## Excerpts from a figure dataset

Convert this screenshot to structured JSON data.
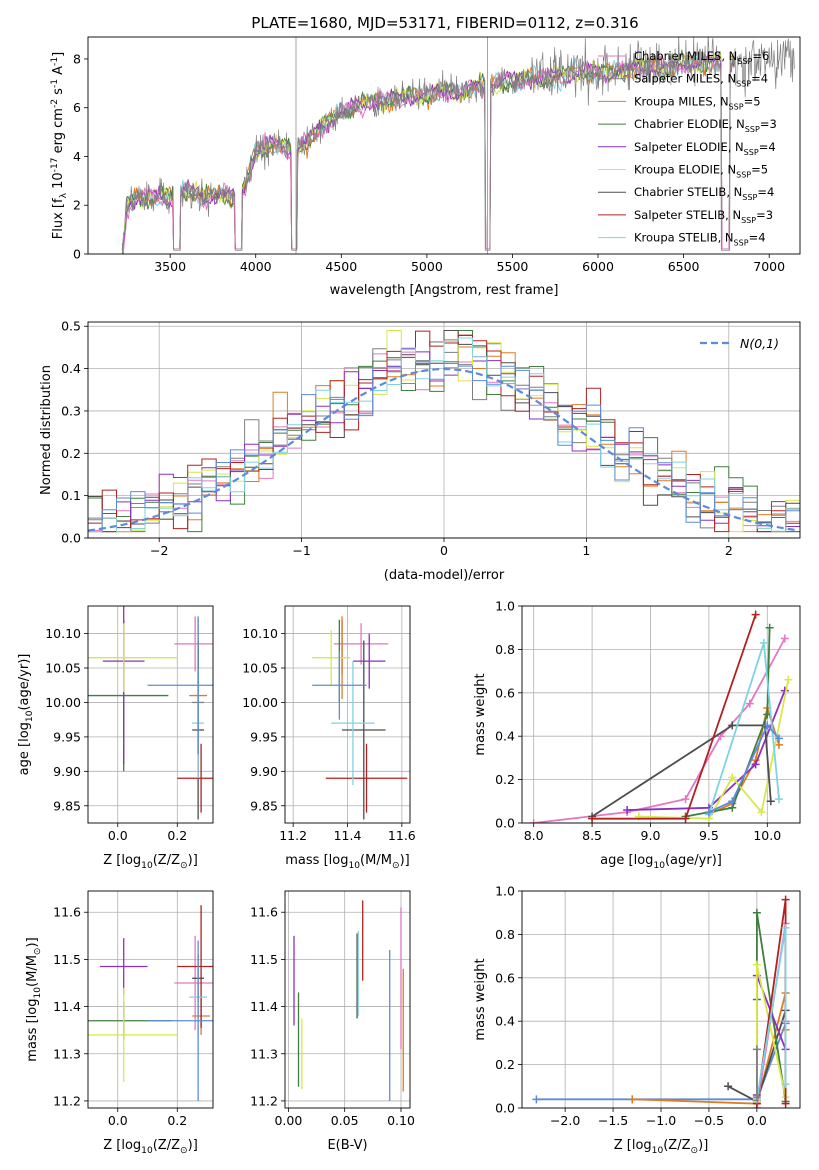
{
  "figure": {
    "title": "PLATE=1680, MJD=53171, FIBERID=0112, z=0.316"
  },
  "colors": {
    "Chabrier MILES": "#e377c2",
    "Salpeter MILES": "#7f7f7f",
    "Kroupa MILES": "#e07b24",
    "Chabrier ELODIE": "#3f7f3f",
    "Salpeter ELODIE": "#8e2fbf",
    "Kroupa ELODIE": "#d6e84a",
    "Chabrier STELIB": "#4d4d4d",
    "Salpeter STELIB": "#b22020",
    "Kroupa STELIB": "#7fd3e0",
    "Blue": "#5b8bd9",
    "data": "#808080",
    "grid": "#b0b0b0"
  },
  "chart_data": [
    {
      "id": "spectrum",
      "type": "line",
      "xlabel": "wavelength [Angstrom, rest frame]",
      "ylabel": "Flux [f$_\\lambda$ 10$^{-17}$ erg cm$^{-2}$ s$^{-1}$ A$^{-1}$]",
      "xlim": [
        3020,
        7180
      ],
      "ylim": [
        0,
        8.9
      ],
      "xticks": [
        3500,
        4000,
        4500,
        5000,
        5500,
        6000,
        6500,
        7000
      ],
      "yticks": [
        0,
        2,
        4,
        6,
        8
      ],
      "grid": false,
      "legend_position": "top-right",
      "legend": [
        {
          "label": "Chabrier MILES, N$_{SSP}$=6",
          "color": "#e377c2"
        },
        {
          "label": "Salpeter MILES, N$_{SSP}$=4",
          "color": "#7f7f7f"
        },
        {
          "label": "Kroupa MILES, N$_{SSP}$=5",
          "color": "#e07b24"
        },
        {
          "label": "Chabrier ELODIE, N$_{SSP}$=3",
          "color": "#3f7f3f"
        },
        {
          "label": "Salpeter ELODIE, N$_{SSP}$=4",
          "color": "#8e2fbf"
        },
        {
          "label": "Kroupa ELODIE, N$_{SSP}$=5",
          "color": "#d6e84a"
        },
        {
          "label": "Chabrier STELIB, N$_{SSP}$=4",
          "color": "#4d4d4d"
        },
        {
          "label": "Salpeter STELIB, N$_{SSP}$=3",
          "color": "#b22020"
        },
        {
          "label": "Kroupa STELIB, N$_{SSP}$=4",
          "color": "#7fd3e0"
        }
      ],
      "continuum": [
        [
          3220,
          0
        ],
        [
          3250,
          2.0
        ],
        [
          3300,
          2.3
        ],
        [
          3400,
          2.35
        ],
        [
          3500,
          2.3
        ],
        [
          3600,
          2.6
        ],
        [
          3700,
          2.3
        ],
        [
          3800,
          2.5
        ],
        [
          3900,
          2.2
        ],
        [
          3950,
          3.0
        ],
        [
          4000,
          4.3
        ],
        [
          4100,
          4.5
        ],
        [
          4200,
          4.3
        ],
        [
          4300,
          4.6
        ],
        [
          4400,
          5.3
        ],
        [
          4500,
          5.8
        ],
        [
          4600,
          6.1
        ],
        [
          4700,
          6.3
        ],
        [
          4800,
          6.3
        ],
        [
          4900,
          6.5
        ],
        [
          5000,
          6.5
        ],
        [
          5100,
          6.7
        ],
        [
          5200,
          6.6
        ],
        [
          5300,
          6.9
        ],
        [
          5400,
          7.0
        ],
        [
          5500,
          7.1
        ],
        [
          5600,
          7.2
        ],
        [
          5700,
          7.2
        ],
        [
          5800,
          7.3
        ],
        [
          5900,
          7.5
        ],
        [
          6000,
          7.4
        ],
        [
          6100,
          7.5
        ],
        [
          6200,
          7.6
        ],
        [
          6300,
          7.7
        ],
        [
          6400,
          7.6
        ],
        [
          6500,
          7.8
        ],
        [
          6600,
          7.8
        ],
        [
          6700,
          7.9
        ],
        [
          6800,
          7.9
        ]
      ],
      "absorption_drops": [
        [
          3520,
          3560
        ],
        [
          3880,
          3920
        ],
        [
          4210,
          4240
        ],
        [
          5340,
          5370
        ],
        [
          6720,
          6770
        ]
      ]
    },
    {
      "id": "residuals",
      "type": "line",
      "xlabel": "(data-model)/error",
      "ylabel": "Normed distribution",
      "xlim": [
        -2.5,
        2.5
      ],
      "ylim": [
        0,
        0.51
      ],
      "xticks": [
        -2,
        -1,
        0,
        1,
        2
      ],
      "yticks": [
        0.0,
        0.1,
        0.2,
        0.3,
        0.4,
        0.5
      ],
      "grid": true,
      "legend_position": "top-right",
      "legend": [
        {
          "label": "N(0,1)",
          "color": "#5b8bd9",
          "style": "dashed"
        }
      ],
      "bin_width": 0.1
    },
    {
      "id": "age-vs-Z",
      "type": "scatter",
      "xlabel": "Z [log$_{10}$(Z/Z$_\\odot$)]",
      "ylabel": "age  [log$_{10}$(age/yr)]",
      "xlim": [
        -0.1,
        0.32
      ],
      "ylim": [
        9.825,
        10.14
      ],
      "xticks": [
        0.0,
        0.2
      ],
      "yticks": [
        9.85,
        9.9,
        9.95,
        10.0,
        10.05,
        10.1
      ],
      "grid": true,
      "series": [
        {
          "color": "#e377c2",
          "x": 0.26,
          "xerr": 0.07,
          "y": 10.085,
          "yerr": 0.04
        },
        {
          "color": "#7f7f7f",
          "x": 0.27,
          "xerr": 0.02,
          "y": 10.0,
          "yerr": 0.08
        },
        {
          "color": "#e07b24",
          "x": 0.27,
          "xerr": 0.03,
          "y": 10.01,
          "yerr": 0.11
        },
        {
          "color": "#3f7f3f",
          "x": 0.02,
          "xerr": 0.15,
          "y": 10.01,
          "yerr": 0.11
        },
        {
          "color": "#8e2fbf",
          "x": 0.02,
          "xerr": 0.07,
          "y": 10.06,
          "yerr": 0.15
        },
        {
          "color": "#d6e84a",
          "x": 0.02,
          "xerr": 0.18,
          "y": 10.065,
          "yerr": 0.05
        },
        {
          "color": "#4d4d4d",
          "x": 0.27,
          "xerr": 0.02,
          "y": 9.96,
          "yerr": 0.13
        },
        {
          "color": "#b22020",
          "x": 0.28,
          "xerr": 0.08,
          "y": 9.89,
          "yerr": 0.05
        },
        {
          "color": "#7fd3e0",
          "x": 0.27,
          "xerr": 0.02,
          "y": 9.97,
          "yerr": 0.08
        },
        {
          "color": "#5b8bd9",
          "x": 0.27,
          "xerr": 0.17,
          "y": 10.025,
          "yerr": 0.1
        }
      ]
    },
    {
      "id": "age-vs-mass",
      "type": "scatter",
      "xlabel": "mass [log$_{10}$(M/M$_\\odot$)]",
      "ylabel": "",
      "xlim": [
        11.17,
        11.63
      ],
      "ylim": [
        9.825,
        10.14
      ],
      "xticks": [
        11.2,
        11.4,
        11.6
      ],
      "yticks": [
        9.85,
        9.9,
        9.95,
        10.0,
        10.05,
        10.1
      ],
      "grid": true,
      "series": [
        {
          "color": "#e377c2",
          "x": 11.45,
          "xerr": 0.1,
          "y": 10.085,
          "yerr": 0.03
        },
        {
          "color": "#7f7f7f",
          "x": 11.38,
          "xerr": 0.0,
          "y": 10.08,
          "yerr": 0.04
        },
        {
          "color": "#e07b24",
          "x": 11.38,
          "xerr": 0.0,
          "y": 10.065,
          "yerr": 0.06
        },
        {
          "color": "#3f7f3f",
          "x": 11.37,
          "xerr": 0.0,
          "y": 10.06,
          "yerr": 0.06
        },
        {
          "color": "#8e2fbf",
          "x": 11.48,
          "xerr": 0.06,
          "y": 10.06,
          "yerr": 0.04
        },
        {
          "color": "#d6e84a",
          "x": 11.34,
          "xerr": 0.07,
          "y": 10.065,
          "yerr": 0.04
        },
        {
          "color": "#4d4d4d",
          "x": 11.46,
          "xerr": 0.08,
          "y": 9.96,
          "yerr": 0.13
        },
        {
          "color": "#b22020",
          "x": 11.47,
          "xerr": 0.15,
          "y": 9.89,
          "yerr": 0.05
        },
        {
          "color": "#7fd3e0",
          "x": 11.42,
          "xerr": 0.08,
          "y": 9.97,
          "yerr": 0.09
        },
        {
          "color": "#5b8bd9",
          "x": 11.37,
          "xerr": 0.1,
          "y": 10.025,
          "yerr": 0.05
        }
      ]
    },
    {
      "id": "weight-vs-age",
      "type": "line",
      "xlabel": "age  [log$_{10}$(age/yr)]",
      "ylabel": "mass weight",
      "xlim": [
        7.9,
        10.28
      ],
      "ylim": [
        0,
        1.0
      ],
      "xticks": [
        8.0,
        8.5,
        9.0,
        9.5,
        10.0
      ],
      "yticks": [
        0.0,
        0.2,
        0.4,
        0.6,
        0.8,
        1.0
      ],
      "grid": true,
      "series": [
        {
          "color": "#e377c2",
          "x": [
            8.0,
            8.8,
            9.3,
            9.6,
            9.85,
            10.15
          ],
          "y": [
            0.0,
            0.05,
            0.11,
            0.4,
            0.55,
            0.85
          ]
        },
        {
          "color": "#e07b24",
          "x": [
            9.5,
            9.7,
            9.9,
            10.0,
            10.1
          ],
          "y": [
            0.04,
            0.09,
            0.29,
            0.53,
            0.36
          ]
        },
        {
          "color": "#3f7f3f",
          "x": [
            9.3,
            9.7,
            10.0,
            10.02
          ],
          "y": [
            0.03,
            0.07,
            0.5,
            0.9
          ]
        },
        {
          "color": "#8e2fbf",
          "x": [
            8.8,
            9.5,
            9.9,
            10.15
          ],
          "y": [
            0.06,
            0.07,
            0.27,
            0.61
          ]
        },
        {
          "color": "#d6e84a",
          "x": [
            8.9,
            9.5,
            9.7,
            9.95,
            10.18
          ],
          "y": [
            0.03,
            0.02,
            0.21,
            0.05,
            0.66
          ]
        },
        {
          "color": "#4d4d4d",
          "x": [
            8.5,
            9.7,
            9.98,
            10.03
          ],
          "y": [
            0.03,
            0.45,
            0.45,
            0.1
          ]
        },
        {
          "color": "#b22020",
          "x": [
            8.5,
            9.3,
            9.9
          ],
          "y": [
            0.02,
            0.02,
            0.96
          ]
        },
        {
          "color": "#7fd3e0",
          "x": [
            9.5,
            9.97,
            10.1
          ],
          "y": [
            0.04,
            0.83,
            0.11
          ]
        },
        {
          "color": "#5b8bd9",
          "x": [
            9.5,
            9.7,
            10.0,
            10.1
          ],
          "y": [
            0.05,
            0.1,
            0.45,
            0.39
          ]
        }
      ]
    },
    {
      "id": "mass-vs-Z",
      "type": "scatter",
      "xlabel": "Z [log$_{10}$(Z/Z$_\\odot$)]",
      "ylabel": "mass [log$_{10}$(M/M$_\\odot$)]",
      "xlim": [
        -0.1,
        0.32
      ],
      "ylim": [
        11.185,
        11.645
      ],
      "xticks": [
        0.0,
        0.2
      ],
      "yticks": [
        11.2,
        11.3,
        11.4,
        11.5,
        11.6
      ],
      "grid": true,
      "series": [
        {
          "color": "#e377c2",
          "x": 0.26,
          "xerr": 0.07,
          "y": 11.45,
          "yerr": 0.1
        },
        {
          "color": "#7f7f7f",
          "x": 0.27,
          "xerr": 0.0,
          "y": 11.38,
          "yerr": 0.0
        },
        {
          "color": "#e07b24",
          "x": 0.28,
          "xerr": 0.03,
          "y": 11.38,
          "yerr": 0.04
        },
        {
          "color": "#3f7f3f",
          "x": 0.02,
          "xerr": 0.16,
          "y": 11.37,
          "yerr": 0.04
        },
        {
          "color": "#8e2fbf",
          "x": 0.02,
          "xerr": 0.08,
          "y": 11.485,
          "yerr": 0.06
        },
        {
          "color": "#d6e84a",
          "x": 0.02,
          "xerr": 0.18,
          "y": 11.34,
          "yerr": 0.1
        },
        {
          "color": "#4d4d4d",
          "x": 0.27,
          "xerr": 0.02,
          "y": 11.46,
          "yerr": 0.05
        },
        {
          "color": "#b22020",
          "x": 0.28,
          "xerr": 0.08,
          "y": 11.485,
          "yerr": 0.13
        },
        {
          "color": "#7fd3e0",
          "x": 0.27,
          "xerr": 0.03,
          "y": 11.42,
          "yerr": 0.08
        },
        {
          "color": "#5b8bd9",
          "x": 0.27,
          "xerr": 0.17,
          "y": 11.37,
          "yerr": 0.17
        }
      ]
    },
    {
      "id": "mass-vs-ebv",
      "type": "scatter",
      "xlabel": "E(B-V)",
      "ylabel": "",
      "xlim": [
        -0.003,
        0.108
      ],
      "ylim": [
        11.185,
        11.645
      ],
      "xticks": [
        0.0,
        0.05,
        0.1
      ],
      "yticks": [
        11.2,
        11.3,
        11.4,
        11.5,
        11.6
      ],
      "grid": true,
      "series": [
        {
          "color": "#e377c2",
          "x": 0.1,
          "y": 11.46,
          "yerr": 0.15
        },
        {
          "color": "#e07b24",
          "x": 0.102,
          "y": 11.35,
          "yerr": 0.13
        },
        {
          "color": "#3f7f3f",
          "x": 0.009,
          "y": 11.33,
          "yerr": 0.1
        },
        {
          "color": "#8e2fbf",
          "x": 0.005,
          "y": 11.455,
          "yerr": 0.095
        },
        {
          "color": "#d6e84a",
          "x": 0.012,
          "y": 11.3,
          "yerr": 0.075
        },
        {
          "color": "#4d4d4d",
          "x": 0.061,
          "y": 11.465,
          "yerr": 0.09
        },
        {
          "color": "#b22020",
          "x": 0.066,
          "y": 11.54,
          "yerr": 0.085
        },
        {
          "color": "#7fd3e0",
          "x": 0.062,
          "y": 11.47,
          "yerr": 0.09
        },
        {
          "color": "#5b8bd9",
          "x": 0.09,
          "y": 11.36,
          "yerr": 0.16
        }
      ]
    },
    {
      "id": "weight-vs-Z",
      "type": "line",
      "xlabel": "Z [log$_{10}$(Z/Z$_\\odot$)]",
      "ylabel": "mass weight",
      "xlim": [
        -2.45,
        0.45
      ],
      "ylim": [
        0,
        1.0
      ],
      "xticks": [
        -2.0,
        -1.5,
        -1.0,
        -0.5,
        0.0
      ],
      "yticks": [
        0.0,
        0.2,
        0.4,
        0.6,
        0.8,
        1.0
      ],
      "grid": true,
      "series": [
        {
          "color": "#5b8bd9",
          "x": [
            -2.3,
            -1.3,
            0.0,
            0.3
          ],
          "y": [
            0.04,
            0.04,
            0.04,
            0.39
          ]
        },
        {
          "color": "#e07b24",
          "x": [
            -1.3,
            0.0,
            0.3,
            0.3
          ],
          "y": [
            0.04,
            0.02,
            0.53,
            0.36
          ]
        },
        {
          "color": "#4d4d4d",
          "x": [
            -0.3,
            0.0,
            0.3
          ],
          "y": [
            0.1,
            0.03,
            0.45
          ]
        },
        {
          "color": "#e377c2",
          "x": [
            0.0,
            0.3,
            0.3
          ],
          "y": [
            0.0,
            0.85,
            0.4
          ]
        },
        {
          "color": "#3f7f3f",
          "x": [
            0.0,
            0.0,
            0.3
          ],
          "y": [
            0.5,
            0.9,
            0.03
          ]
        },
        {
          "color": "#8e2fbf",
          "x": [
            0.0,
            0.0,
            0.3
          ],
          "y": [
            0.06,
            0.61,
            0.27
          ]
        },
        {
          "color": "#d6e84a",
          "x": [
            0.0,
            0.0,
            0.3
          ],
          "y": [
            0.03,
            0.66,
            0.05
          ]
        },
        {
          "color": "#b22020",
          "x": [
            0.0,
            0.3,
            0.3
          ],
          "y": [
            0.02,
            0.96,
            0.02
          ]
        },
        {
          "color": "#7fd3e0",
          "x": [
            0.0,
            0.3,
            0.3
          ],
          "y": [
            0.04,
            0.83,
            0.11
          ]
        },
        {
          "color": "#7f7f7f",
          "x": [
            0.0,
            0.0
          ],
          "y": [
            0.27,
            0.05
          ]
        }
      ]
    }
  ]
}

## Exercise task
Go through the material and select each line with the string "MILES" in it.

## Result of this task
    "Chabrier MILES": "#e377c2",
    "Salpeter MILES": "#7f7f7f",
    "Kroupa MILES": "#e07b24",
          "label": "Chabrier MILES, N$_{SSP}$=6",
          "label": "Salpeter MILES, N$_{SSP}$=4",
          "label": "Kroupa MILES, N$_{SSP}$=5",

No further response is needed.